• _The problem_: Only lines with the word "soya" are wanted; copy each of them from the listing below.

• _Supplied records_:
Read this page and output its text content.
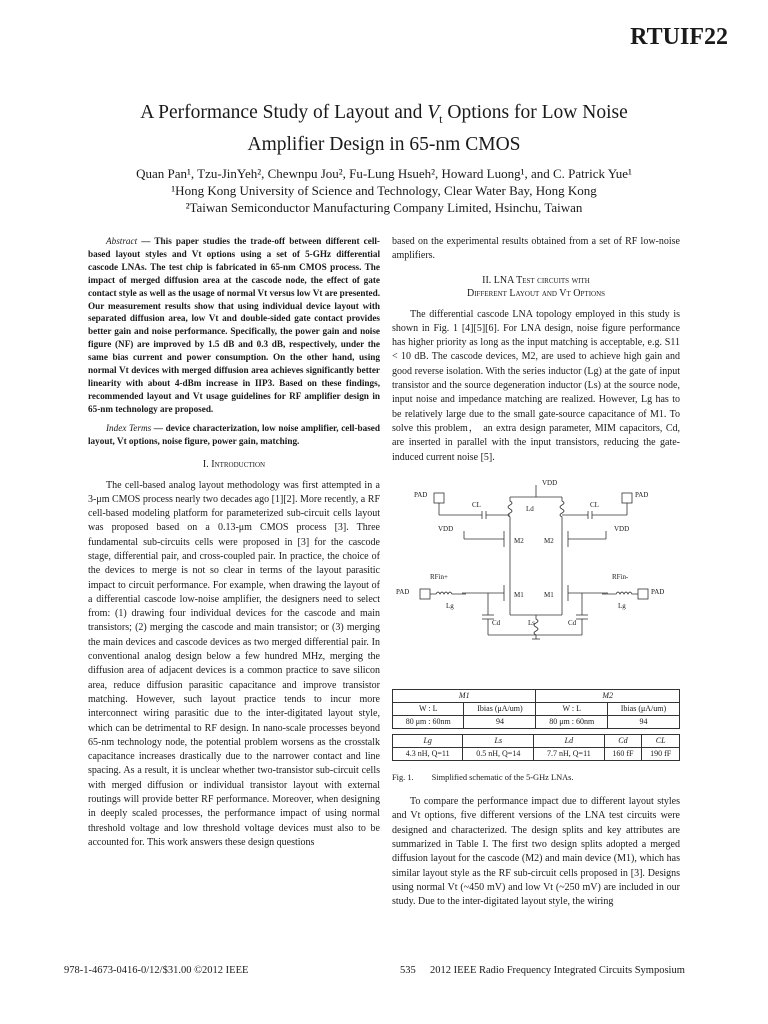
RTUIF22
A Performance Study of Layout and $V_t$ Options for Low Noise
Amplifier Design in 65-nm CMOS
Quan Pan¹, Tzu-JinYeh², Chewnpu Jou², Fu-Lung Hsueh², Howard Luong¹, and C. Patrick Yue¹
¹Hong Kong University of Science and Technology, Clear Water Bay, Hong Kong
²Taiwan Semiconductor Manufacturing Company Limited, Hsinchu, Taiwan

Abstract — This paper studies the trade-off between different cell-based layout styles and Vt options using a set of 5-GHz differential cascode LNAs. The test chip is fabricated in 65-nm CMOS process. The impact of merged diffusion area at the cascode node, the effect of gate contact style as well as the usage of normal Vt versus low Vt are presented. Our measurement results show that using individual device layout with separated diffusion area, low Vt and double-sided gate contact provides better gain and noise performance. Specifically, the power gain and noise figure (NF) are improved by 1.5 dB and 0.3 dB, respectively, under the same bias current and power consumption. On the other hand, using normal Vt devices with merged diffusion area achieves significantly better linearity with about 4-dBm increase in IIP3. Based on these findings, recommended layout and Vt usage guidelines for RF amplifier design in 65-nm technology are proposed.

Index Terms — device characterization, low noise amplifier, cell-based layout, Vt options, noise figure, power gain, matching.

I. Introduction

The cell-based analog layout methodology was first attempted in a 3-μm CMOS process nearly two decades ago [1][2]. More recently, a RF cell-based modeling platform for parameterized sub-circuit cells layout was proposed based on a 0.13-μm CMOS process [3]. Three fundamental sub-circuits cells were proposed in [3] for the cascode stage, differential pair, and cross-coupled pair. In practice, the choice of the devices to merge is not so clear in terms of the layout parasitic impact to circuit performance. For example, when drawing the layout of a differential cascode low-noise amplifier, the designers need to select from: (1) drawing four individual devices for the cascode and main transistors; (2) merging the cascode and main transistor; or (3) merging the main devices and cascode devices as two merged differential pair. In conventional analog design below a few hundred MHz, merging the diffusion area of adjacent devices is a common practice to save silicon area, reduce diffusion parasitic capacitance and improve transistor matching. However, such layout practice tends to incur more interconnect wiring parasitic due to the inter-digitated layout style, which can be detrimental to RF design. In nano-scale processes beyond 65-nm technology node, the potential problem worsens as the crosstalk capacitance increases drastically due to the narrower contact and line spacing. As a result, it is unclear whether two-transistor sub-circuit cells with merged diffusion or individual transistor layout with external routings will provide better RF performance. Moreover, when designing in deeply scaled processes, the performance impact of using normal threshold voltage and low threshold voltage devices must also to be accounted for. This work answers these design questions

based on the experimental results obtained from a set of RF low-noise amplifiers.

II. LNA Test circuits with
Different Layout and Vt Options

The differential cascode LNA topology employed in this study is shown in Fig. 1 [4][5][6]. For LNA design, noise figure performance has higher priority as long as the input matching is acceptable, e.g. S11 < 10 dB. The cascode devices, M2, are used to achieve high gain and good reverse isolation. With the series inductor (Lg) at the gate of input transistor and the source degeneration inductor (Ls) at the source node, input noise and impedance matching are realized. However, Lg has to be relatively large due to the small gate-source capacitance of M1. To solve this problem， an extra design parameter, MIM capacitors, Cd, are inserted in parallel with the input transistors, reducing the gate-induced current noise [5].

VDD
PAD	PAD
CL	CL
Ld
VDD	VDD
M2	M2
RFin+	RFin-
PAD	PAD
M1	M1
Lg	Lg
Cd	Cd
Ls
M1		M2	
W : L	Ibias (μA/um)	W : L	Ibias (μA/um)
80 μm : 60nm	94	80 μm : 60nm	94
Lg	Ls	Ld	Cd	CL
4.3 nH, Q=11	0.5 nH, Q=14	7.7 nH, Q=11	160 fF	190 fF
Fig. 1. Simplified schematic of the 5-GHz LNAs.

To compare the performance impact due to different layout styles and Vt options, five different versions of the LNA test circuits were designed and characterized. The design splits and key attributes are summarized in Table I. The first two design splits adopted a merged diffusion layout for the cascode (M2) and main device (M1), which has similar layout style as the RF sub-circuit cells proposed in [3]. Designs using normal Vt (~450 mV) and low Vt (~250 mV) are included in our study. Due to the inter-digitated layout style, the wiring

978-1-4673-0416-0/12/$31.00 ©2012 IEEE	535 2012 IEEE Radio Frequency Integrated Circuits Symposium
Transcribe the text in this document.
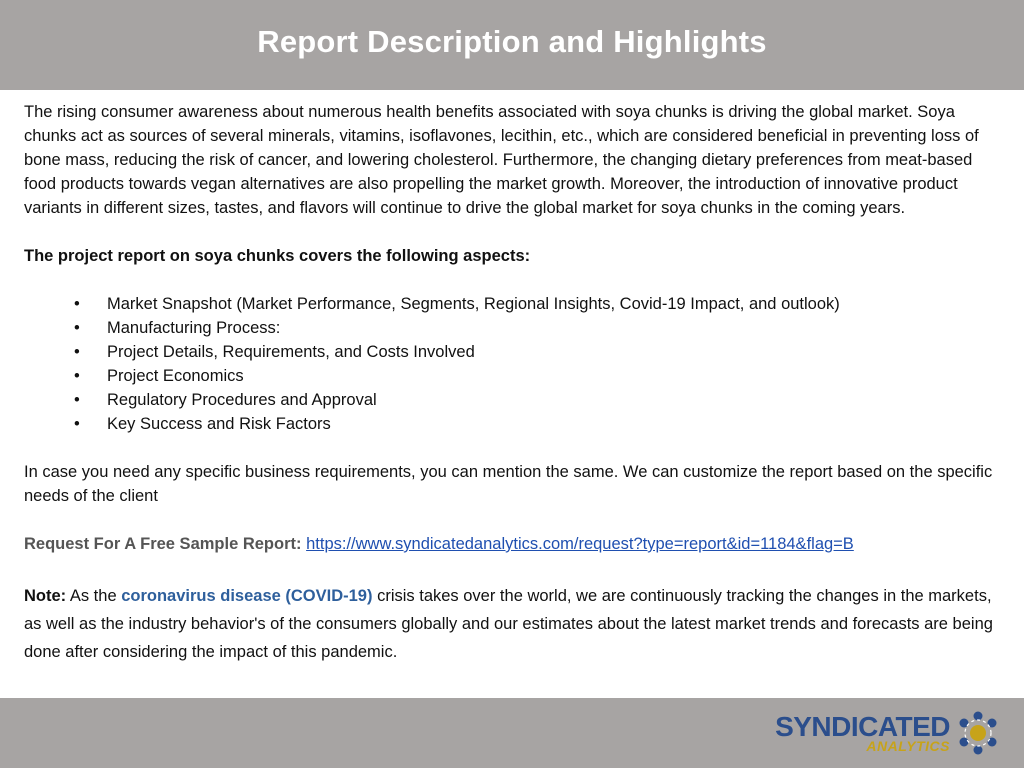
Report Description and Highlights

The rising consumer awareness about numerous health benefits associated with soya chunks is driving the global market. Soya chunks act as sources of several minerals, vitamins, isoflavones, lecithin, etc., which are considered beneficial in preventing loss of bone mass, reducing the risk of cancer, and lowering cholesterol. Furthermore, the changing dietary preferences from meat-based food products towards vegan alternatives are also propelling the market growth. Moreover, the introduction of innovative product variants in different sizes, tastes, and flavors will continue to drive the global market for soya chunks in the coming years.

The project report on soya chunks covers the following aspects:

• Market Snapshot (Market Performance, Segments, Regional Insights, Covid-19 Impact, and outlook)
• Manufacturing Process:
• Project Details, Requirements, and Costs Involved
• Project Economics
• Regulatory Procedures and Approval
• Key Success and Risk Factors

In case you need any specific business requirements, you can mention the same. We can customize the report based on the specific needs of the client

Request For A Free Sample Report: https://www.syndicatedanalytics.com/request?type=report&id=1184&flag=B

Note: As the coronavirus disease (COVID-19) crisis takes over the world, we are continuously tracking the changes in the markets, as well as the industry behavior's of the consumers globally and our estimates about the latest market trends and forecasts are being done after considering the impact of this pandemic.

SYNDICATED
ANALYTICS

• _Finished task_:
The rising consumer awareness about numerous health benefits associated with soya chunks is driving the global market. Soya chunks act as sources of several minerals, vitamins, isoflavones, lecithin, etc., which are considered beneficial in preventing loss of bone mass, reducing the risk of cancer, and lowering cholesterol. Furthermore, the changing dietary preferences from meat-based food products towards vegan alternatives are also propelling the market growth. Moreover, the introduction of innovative product variants in different sizes, tastes, and flavors will continue to drive the global market for soya chunks in the coming years.
The project report on soya chunks covers the following aspects:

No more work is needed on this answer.